+++ Task data +++

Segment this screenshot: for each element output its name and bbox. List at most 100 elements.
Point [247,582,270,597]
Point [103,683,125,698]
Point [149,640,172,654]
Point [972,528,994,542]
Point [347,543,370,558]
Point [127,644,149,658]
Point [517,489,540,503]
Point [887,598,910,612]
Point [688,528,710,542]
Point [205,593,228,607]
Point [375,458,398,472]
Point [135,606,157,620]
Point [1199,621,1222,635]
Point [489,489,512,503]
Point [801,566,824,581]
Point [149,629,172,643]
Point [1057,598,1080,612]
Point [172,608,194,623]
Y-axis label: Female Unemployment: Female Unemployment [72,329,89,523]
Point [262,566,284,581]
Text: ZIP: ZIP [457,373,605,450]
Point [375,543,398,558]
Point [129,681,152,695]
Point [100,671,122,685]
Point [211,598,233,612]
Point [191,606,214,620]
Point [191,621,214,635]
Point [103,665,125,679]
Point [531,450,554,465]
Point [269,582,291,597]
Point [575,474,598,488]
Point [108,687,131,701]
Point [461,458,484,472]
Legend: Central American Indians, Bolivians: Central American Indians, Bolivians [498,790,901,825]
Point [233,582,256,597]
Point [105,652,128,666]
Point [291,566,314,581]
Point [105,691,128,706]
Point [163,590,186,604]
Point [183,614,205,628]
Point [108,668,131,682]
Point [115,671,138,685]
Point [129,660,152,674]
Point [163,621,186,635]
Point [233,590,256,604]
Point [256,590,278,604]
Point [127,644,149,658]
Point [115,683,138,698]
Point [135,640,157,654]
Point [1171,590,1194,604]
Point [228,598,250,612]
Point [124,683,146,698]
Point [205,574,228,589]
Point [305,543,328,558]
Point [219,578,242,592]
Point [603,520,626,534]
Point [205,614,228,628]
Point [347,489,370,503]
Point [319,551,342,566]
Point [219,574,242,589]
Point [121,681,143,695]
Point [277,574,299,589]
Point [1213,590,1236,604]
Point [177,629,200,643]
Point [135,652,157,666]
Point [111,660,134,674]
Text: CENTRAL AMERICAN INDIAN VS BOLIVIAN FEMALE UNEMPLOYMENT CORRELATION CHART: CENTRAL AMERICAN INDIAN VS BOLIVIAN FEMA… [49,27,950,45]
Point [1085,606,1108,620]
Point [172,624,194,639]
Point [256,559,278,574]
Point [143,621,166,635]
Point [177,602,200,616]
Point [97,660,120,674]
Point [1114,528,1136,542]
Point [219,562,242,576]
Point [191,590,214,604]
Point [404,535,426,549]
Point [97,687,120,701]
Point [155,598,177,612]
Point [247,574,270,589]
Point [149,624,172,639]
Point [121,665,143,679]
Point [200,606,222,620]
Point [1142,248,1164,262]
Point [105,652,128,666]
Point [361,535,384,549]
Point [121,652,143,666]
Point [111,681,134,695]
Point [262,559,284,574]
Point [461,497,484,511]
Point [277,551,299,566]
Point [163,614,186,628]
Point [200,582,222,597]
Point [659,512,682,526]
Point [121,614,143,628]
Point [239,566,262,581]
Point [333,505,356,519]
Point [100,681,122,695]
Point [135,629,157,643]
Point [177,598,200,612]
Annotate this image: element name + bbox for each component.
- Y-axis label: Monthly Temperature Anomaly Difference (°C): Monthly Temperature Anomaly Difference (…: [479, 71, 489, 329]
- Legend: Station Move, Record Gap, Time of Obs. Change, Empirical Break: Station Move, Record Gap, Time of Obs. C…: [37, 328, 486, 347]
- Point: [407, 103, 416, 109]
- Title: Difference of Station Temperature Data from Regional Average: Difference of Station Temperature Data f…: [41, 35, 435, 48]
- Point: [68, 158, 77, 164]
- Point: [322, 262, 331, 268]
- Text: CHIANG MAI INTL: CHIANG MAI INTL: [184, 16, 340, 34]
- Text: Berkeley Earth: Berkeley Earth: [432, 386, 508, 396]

+++

### Problem to work on
Reproduce every row above verbatim, from first to last.

### Response below
Segment this screenshot: for each element output its name and bbox. List at most 100 elements.
Point [247,582,270,597]
Point [103,683,125,698]
Point [149,640,172,654]
Point [972,528,994,542]
Point [347,543,370,558]
Point [127,644,149,658]
Point [517,489,540,503]
Point [887,598,910,612]
Point [688,528,710,542]
Point [205,593,228,607]
Point [375,458,398,472]
Point [135,606,157,620]
Point [1199,621,1222,635]
Point [489,489,512,503]
Point [801,566,824,581]
Point [149,629,172,643]
Point [1057,598,1080,612]
Point [172,608,194,623]
Y-axis label: Female Unemployment: Female Unemployment [72,329,89,523]
Point [262,566,284,581]
Text: ZIP: ZIP [457,373,605,450]
Point [375,543,398,558]
Point [129,681,152,695]
Point [100,671,122,685]
Point [211,598,233,612]
Point [191,606,214,620]
Point [191,621,214,635]
Point [103,665,125,679]
Point [531,450,554,465]
Point [269,582,291,597]
Point [575,474,598,488]
Point [108,687,131,701]
Point [461,458,484,472]
Legend: Central American Indians, Bolivians: Central American Indians, Bolivians [498,790,901,825]
Point [233,582,256,597]
Point [105,652,128,666]
Point [291,566,314,581]
Point [105,691,128,706]
Point [163,590,186,604]
Point [183,614,205,628]
Point [108,668,131,682]
Point [115,671,138,685]
Point [129,660,152,674]
Point [163,621,186,635]
Point [233,590,256,604]
Point [256,590,278,604]
Point [127,644,149,658]
Point [115,683,138,698]
Point [135,640,157,654]
Point [1171,590,1194,604]
Point [228,598,250,612]
Point [124,683,146,698]
Point [205,574,228,589]
Point [305,543,328,558]
Point [219,578,242,592]
Point [603,520,626,534]
Point [205,614,228,628]
Point [347,489,370,503]
Point [319,551,342,566]
Point [219,574,242,589]
Point [121,681,143,695]
Point [277,574,299,589]
Point [1213,590,1236,604]
Point [177,629,200,643]
Point [135,652,157,666]
Point [111,660,134,674]
Text: CENTRAL AMERICAN INDIAN VS BOLIVIAN FEMALE UNEMPLOYMENT CORRELATION CHART: CENTRAL AMERICAN INDIAN VS BOLIVIAN FEMA… [49,27,950,45]
Point [1085,606,1108,620]
Point [172,624,194,639]
Point [256,559,278,574]
Point [143,621,166,635]
Point [177,602,200,616]
Point [97,660,120,674]
Point [1114,528,1136,542]
Point [219,562,242,576]
Point [191,590,214,604]
Point [404,535,426,549]
Point [97,687,120,701]
Point [155,598,177,612]
Point [247,574,270,589]
Point [149,624,172,639]
Point [121,665,143,679]
Point [200,606,222,620]
Point [1142,248,1164,262]
Point [105,652,128,666]
Point [361,535,384,549]
Point [121,652,143,666]
Point [111,681,134,695]
Point [262,559,284,574]
Point [461,497,484,511]
Point [277,551,299,566]
Point [163,614,186,628]
Point [200,582,222,597]
Point [659,512,682,526]
Point [121,614,143,628]
Point [239,566,262,581]
Point [333,505,356,519]
Point [100,681,122,695]
Point [135,629,157,643]
Point [177,598,200,612]
Annotate this image: element name + bbox for each component.
- Y-axis label: Monthly Temperature Anomaly Difference (°C): Monthly Temperature Anomaly Difference (…: [479, 71, 489, 329]
- Legend: Station Move, Record Gap, Time of Obs. Change, Empirical Break: Station Move, Record Gap, Time of Obs. C…: [37, 328, 486, 347]
- Point: [407, 103, 416, 109]
- Title: Difference of Station Temperature Data from Regional Average: Difference of Station Temperature Data f…: [41, 35, 435, 48]
- Point: [68, 158, 77, 164]
- Point: [322, 262, 331, 268]
- Text: CHIANG MAI INTL: CHIANG MAI INTL: [184, 16, 340, 34]
- Text: Berkeley Earth: Berkeley Earth: [432, 386, 508, 396]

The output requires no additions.